* [Exercise requirements] Send each entry back exactly as given, pictures excluded.

▬▬▬

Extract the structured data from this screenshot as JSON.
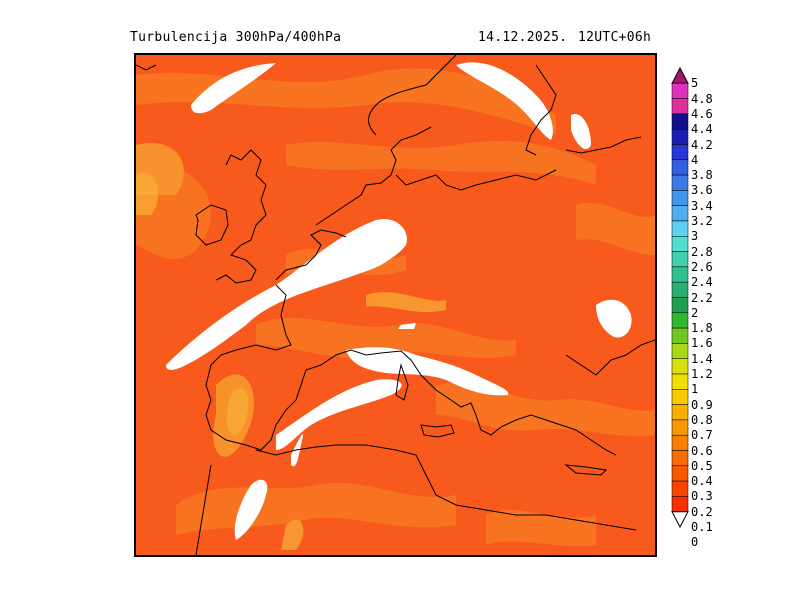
{
  "header": {
    "title_left": "Turbulencija 300hPa/400hPa",
    "date": "14.12.2025.",
    "valid": "12UTC+06h"
  },
  "legend": {
    "levels": [
      "5",
      "4.8",
      "4.6",
      "4.4",
      "4.2",
      "4",
      "3.8",
      "3.6",
      "3.4",
      "3.2",
      "3",
      "2.8",
      "2.6",
      "2.4",
      "2.2",
      "2",
      "1.8",
      "1.6",
      "1.4",
      "1.2",
      "1",
      "0.9",
      "0.8",
      "0.7",
      "0.6",
      "0.5",
      "0.4",
      "0.3",
      "0.2",
      "0.1",
      "0"
    ],
    "colors": [
      "#c0248c",
      "#e030c0",
      "#e030a0",
      "#10108a",
      "#1c20b0",
      "#2838d8",
      "#3060e0",
      "#3a78e8",
      "#4494ec",
      "#50aef0",
      "#60d0f0",
      "#50e0d0",
      "#40d0b0",
      "#30c090",
      "#28b070",
      "#20a050",
      "#30b830",
      "#70c820",
      "#a8d818",
      "#d8e010",
      "#f0e000",
      "#f8c800",
      "#f8b000",
      "#f89800",
      "#f88000",
      "#f86c00",
      "#f85800",
      "#f84400",
      "#f83000",
      "#ffffff"
    ],
    "top_arrow_color": "#a01870",
    "field_color": "#f8501e"
  }
}
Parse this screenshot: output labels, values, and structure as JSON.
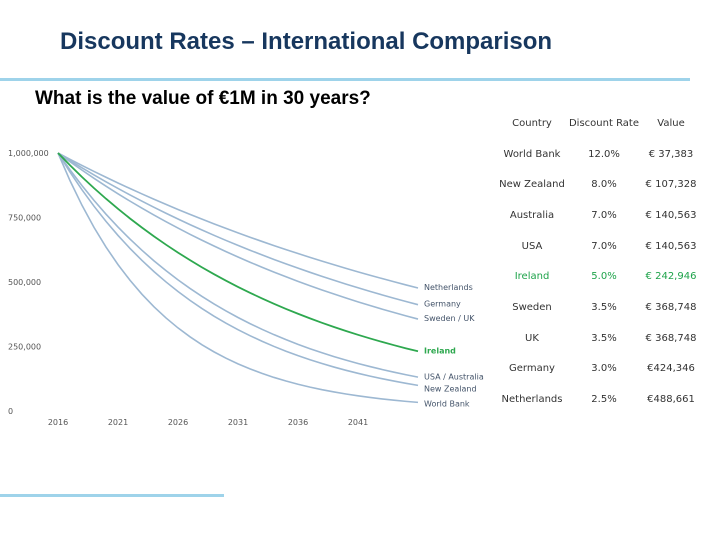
{
  "title": "Discount Rates – International Comparison",
  "question": "What is the value of €1M in 30 years?",
  "table": {
    "headers": [
      "Country",
      "Discount Rate",
      "Value"
    ],
    "rows": [
      {
        "country": "World Bank",
        "rate": "12.0%",
        "value": "€ 37,383",
        "highlight": false
      },
      {
        "country": "New Zealand",
        "rate": "8.0%",
        "value": "€ 107,328",
        "highlight": false
      },
      {
        "country": "Australia",
        "rate": "7.0%",
        "value": "€ 140,563",
        "highlight": false
      },
      {
        "country": "USA",
        "rate": "7.0%",
        "value": "€ 140,563",
        "highlight": false
      },
      {
        "country": "Ireland",
        "rate": "5.0%",
        "value": "€ 242,946",
        "highlight": true
      },
      {
        "country": "Sweden",
        "rate": "3.5%",
        "value": "€ 368,748",
        "highlight": false
      },
      {
        "country": "UK",
        "rate": "3.5%",
        "value": "€ 368,748",
        "highlight": false
      },
      {
        "country": "Germany",
        "rate": "3.0%",
        "value": "€424,346",
        "highlight": false
      },
      {
        "country": "Netherlands",
        "rate": "2.5%",
        "value": "€488,661",
        "highlight": false
      }
    ]
  },
  "chart_data": {
    "type": "line",
    "title": "",
    "xlabel": "",
    "ylabel": "",
    "xlim": [
      2016,
      2046
    ],
    "ylim": [
      0,
      1000000
    ],
    "x_ticks": [
      "2016",
      "2021",
      "2026",
      "2031",
      "2036",
      "2041"
    ],
    "x_tick_values": [
      2016,
      2021,
      2026,
      2031,
      2036,
      2041
    ],
    "y_ticks": [
      "1,000,000",
      "750,000",
      "500,000",
      "250,000",
      "0"
    ],
    "y_tick_values": [
      1000000,
      750000,
      500000,
      250000,
      0
    ],
    "start_year": 2016,
    "years": 30,
    "initial_value": 1000000,
    "series": [
      {
        "name": "Netherlands",
        "rate": 0.025,
        "end_value": 488661,
        "highlight": false
      },
      {
        "name": "Germany",
        "rate": 0.03,
        "end_value": 424346,
        "highlight": false
      },
      {
        "name": "Sweden / UK",
        "rate": 0.035,
        "end_value": 368748,
        "highlight": false
      },
      {
        "name": "Ireland",
        "rate": 0.05,
        "end_value": 242946,
        "highlight": true
      },
      {
        "name": "USA / Australia",
        "rate": 0.07,
        "end_value": 140563,
        "highlight": false
      },
      {
        "name": "New Zealand",
        "rate": 0.08,
        "end_value": 107328,
        "highlight": false
      },
      {
        "name": "World Bank",
        "rate": 0.12,
        "end_value": 37383,
        "highlight": false
      }
    ],
    "colors": {
      "default": "#9db8d2",
      "highlight": "#2ea84f",
      "axis_text": "#555555",
      "label": "#44546a"
    }
  }
}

▬▬▬

* [Answer below]
Extract the structured data from this screenshot as JSON.
{
  "header": {
    "title_left": "Turbulencija 300hPa/400hPa",
    "date": "14.12.2025.",
    "valid": "12UTC+06h"
  },
  "legend": {
    "levels": [
      "5",
      "4.8",
      "4.6",
      "4.4",
      "4.2",
      "4",
      "3.8",
      "3.6",
      "3.4",
      "3.2",
      "3",
      "2.8",
      "2.6",
      "2.4",
      "2.2",
      "2",
      "1.8",
      "1.6",
      "1.4",
      "1.2",
      "1",
      "0.9",
      "0.8",
      "0.7",
      "0.6",
      "0.5",
      "0.4",
      "0.3",
      "0.2",
      "0.1",
      "0"
    ],
    "colors": [
      "#c0248c",
      "#e030c0",
      "#e030a0",
      "#10108a",
      "#1c20b0",
      "#2838d8",
      "#3060e0",
      "#3a78e8",
      "#4494ec",
      "#50aef0",
      "#60d0f0",
      "#50e0d0",
      "#40d0b0",
      "#30c090",
      "#28b070",
      "#20a050",
      "#30b830",
      "#70c820",
      "#a8d818",
      "#d8e010",
      "#f0e000",
      "#f8c800",
      "#f8b000",
      "#f89800",
      "#f88000",
      "#f86c00",
      "#f85800",
      "#f84400",
      "#f83000",
      "#ffffff"
    ],
    "top_arrow_color": "#a01870",
    "field_color": "#f8501e"
  }
}
Parse this screenshot: output labels, values, and structure as JSON.
{
  "title": "Discount Rates – International Comparison",
  "question": "What is the value of €1M in 30 years?",
  "table": {
    "headers": [
      "Country",
      "Discount Rate",
      "Value"
    ],
    "rows": [
      {
        "country": "World Bank",
        "rate": "12.0%",
        "value": "€ 37,383",
        "highlight": false
      },
      {
        "country": "New Zealand",
        "rate": "8.0%",
        "value": "€ 107,328",
        "highlight": false
      },
      {
        "country": "Australia",
        "rate": "7.0%",
        "value": "€ 140,563",
        "highlight": false
      },
      {
        "country": "USA",
        "rate": "7.0%",
        "value": "€ 140,563",
        "highlight": false
      },
      {
        "country": "Ireland",
        "rate": "5.0%",
        "value": "€ 242,946",
        "highlight": true
      },
      {
        "country": "Sweden",
        "rate": "3.5%",
        "value": "€ 368,748",
        "highlight": false
      },
      {
        "country": "UK",
        "rate": "3.5%",
        "value": "€ 368,748",
        "highlight": false
      },
      {
        "country": "Germany",
        "rate": "3.0%",
        "value": "€424,346",
        "highlight": false
      },
      {
        "country": "Netherlands",
        "rate": "2.5%",
        "value": "€488,661",
        "highlight": false
      }
    ]
  },
  "chart_data": {
    "type": "line",
    "title": "",
    "xlabel": "",
    "ylabel": "",
    "xlim": [
      2016,
      2046
    ],
    "ylim": [
      0,
      1000000
    ],
    "x_ticks": [
      "2016",
      "2021",
      "2026",
      "2031",
      "2036",
      "2041"
    ],
    "x_tick_values": [
      2016,
      2021,
      2026,
      2031,
      2036,
      2041
    ],
    "y_ticks": [
      "1,000,000",
      "750,000",
      "500,000",
      "250,000",
      "0"
    ],
    "y_tick_values": [
      1000000,
      750000,
      500000,
      250000,
      0
    ],
    "start_year": 2016,
    "years": 30,
    "initial_value": 1000000,
    "series": [
      {
        "name": "Netherlands",
        "rate": 0.025,
        "end_value": 488661,
        "highlight": false
      },
      {
        "name": "Germany",
        "rate": 0.03,
        "end_value": 424346,
        "highlight": false
      },
      {
        "name": "Sweden / UK",
        "rate": 0.035,
        "end_value": 368748,
        "highlight": false
      },
      {
        "name": "Ireland",
        "rate": 0.05,
        "end_value": 242946,
        "highlight": true
      },
      {
        "name": "USA / Australia",
        "rate": 0.07,
        "end_value": 140563,
        "highlight": false
      },
      {
        "name": "New Zealand",
        "rate": 0.08,
        "end_value": 107328,
        "highlight": false
      },
      {
        "name": "World Bank",
        "rate": 0.12,
        "end_value": 37383,
        "highlight": false
      }
    ],
    "colors": {
      "default": "#9db8d2",
      "highlight": "#2ea84f",
      "axis_text": "#555555",
      "label": "#44546a"
    }
  }
}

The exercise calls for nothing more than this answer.